(Stored data)
::::

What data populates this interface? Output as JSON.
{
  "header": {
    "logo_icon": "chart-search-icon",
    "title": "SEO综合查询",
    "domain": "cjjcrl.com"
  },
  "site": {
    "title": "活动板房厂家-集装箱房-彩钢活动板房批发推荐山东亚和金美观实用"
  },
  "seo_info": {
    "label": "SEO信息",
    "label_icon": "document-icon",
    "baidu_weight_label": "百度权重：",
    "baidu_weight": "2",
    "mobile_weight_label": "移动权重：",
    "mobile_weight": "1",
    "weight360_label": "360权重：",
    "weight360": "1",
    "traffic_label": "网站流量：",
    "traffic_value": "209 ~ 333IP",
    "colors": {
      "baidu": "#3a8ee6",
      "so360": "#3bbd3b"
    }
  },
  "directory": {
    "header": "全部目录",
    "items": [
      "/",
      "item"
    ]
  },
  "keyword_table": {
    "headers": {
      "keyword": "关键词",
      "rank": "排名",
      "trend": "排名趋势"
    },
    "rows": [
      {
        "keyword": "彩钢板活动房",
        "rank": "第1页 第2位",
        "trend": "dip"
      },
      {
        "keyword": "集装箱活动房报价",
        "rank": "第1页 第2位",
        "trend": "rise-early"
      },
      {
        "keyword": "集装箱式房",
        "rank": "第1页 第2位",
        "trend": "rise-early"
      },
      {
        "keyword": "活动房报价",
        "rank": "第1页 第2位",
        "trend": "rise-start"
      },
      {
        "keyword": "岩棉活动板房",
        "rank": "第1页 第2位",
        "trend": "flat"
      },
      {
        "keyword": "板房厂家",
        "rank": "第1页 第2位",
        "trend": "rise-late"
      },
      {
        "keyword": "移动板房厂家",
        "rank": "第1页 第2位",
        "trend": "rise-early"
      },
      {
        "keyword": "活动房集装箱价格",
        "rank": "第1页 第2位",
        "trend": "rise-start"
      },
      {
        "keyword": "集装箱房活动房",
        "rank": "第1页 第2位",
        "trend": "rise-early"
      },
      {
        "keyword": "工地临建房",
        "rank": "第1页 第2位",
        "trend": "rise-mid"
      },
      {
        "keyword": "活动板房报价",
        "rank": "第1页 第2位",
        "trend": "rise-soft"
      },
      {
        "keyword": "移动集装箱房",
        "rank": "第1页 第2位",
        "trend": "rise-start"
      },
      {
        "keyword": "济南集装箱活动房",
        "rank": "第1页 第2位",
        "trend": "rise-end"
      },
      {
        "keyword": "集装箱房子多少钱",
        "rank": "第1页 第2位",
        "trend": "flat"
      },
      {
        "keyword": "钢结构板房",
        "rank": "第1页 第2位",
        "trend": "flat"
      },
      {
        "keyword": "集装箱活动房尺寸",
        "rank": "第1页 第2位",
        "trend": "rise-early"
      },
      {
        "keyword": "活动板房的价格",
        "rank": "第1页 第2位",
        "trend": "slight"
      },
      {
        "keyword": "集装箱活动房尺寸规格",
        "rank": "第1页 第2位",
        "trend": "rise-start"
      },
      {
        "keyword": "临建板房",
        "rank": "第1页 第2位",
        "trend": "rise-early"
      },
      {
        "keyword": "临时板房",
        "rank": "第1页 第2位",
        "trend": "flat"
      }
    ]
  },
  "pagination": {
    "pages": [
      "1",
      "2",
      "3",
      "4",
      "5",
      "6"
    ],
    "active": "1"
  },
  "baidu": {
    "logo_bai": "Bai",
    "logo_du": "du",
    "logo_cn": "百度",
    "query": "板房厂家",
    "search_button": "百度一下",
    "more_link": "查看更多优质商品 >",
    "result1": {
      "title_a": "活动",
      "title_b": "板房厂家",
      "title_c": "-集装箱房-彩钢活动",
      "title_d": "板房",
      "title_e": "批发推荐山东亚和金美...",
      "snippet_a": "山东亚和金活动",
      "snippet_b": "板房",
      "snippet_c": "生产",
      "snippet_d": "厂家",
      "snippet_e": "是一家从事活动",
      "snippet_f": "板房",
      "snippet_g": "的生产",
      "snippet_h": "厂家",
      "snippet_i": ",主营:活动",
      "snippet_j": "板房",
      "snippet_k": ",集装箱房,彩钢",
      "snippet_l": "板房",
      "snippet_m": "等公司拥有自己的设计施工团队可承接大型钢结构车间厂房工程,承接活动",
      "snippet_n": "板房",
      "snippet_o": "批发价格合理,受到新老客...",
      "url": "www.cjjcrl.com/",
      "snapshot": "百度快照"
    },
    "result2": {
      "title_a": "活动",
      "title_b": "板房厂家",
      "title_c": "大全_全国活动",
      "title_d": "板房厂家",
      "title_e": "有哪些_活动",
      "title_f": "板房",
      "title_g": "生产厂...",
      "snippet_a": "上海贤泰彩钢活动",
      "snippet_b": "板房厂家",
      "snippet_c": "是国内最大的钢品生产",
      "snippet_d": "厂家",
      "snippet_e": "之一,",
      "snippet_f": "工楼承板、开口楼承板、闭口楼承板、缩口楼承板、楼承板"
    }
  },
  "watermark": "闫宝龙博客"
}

::::

Instructions to follow: The records above should be duplicated in full, exactly as given.

Solved exercise:
What data populates this interface? Output as JSON.
{
  "header": {
    "logo_icon": "chart-search-icon",
    "title": "SEO综合查询",
    "domain": "cjjcrl.com"
  },
  "site": {
    "title": "活动板房厂家-集装箱房-彩钢活动板房批发推荐山东亚和金美观实用"
  },
  "seo_info": {
    "label": "SEO信息",
    "label_icon": "document-icon",
    "baidu_weight_label": "百度权重：",
    "baidu_weight": "2",
    "mobile_weight_label": "移动权重：",
    "mobile_weight": "1",
    "weight360_label": "360权重：",
    "weight360": "1",
    "traffic_label": "网站流量：",
    "traffic_value": "209 ~ 333IP",
    "colors": {
      "baidu": "#3a8ee6",
      "so360": "#3bbd3b"
    }
  },
  "directory": {
    "header": "全部目录",
    "items": [
      "/",
      "item"
    ]
  },
  "keyword_table": {
    "headers": {
      "keyword": "关键词",
      "rank": "排名",
      "trend": "排名趋势"
    },
    "rows": [
      {
        "keyword": "彩钢板活动房",
        "rank": "第1页 第2位",
        "trend": "dip"
      },
      {
        "keyword": "集装箱活动房报价",
        "rank": "第1页 第2位",
        "trend": "rise-early"
      },
      {
        "keyword": "集装箱式房",
        "rank": "第1页 第2位",
        "trend": "rise-early"
      },
      {
        "keyword": "活动房报价",
        "rank": "第1页 第2位",
        "trend": "rise-start"
      },
      {
        "keyword": "岩棉活动板房",
        "rank": "第1页 第2位",
        "trend": "flat"
      },
      {
        "keyword": "板房厂家",
        "rank": "第1页 第2位",
        "trend": "rise-late"
      },
      {
        "keyword": "移动板房厂家",
        "rank": "第1页 第2位",
        "trend": "rise-early"
      },
      {
        "keyword": "活动房集装箱价格",
        "rank": "第1页 第2位",
        "trend": "rise-start"
      },
      {
        "keyword": "集装箱房活动房",
        "rank": "第1页 第2位",
        "trend": "rise-early"
      },
      {
        "keyword": "工地临建房",
        "rank": "第1页 第2位",
        "trend": "rise-mid"
      },
      {
        "keyword": "活动板房报价",
        "rank": "第1页 第2位",
        "trend": "rise-soft"
      },
      {
        "keyword": "移动集装箱房",
        "rank": "第1页 第2位",
        "trend": "rise-start"
      },
      {
        "keyword": "济南集装箱活动房",
        "rank": "第1页 第2位",
        "trend": "rise-end"
      },
      {
        "keyword": "集装箱房子多少钱",
        "rank": "第1页 第2位",
        "trend": "flat"
      },
      {
        "keyword": "钢结构板房",
        "rank": "第1页 第2位",
        "trend": "flat"
      },
      {
        "keyword": "集装箱活动房尺寸",
        "rank": "第1页 第2位",
        "trend": "rise-early"
      },
      {
        "keyword": "活动板房的价格",
        "rank": "第1页 第2位",
        "trend": "slight"
      },
      {
        "keyword": "集装箱活动房尺寸规格",
        "rank": "第1页 第2位",
        "trend": "rise-start"
      },
      {
        "keyword": "临建板房",
        "rank": "第1页 第2位",
        "trend": "rise-early"
      },
      {
        "keyword": "临时板房",
        "rank": "第1页 第2位",
        "trend": "flat"
      }
    ]
  },
  "pagination": {
    "pages": [
      "1",
      "2",
      "3",
      "4",
      "5",
      "6"
    ],
    "active": "1"
  },
  "baidu": {
    "logo_bai": "Bai",
    "logo_du": "du",
    "logo_cn": "百度",
    "query": "板房厂家",
    "search_button": "百度一下",
    "more_link": "查看更多优质商品 >",
    "result1": {
      "title_a": "活动",
      "title_b": "板房厂家",
      "title_c": "-集装箱房-彩钢活动",
      "title_d": "板房",
      "title_e": "批发推荐山东亚和金美...",
      "snippet_a": "山东亚和金活动",
      "snippet_b": "板房",
      "snippet_c": "生产",
      "snippet_d": "厂家",
      "snippet_e": "是一家从事活动",
      "snippet_f": "板房",
      "snippet_g": "的生产",
      "snippet_h": "厂家",
      "snippet_i": ",主营:活动",
      "snippet_j": "板房",
      "snippet_k": ",集装箱房,彩钢",
      "snippet_l": "板房",
      "snippet_m": "等公司拥有自己的设计施工团队可承接大型钢结构车间厂房工程,承接活动",
      "snippet_n": "板房",
      "snippet_o": "批发价格合理,受到新老客...",
      "url": "www.cjjcrl.com/",
      "snapshot": "百度快照"
    },
    "result2": {
      "title_a": "活动",
      "title_b": "板房厂家",
      "title_c": "大全_全国活动",
      "title_d": "板房厂家",
      "title_e": "有哪些_活动",
      "title_f": "板房",
      "title_g": "生产厂...",
      "snippet_a": "上海贤泰彩钢活动",
      "snippet_b": "板房厂家",
      "snippet_c": "是国内最大的钢品生产",
      "snippet_d": "厂家",
      "snippet_e": "之一,",
      "snippet_f": "工楼承板、开口楼承板、闭口楼承板、缩口楼承板、楼承板"
    }
  },
  "watermark": "闫宝龙博客"
}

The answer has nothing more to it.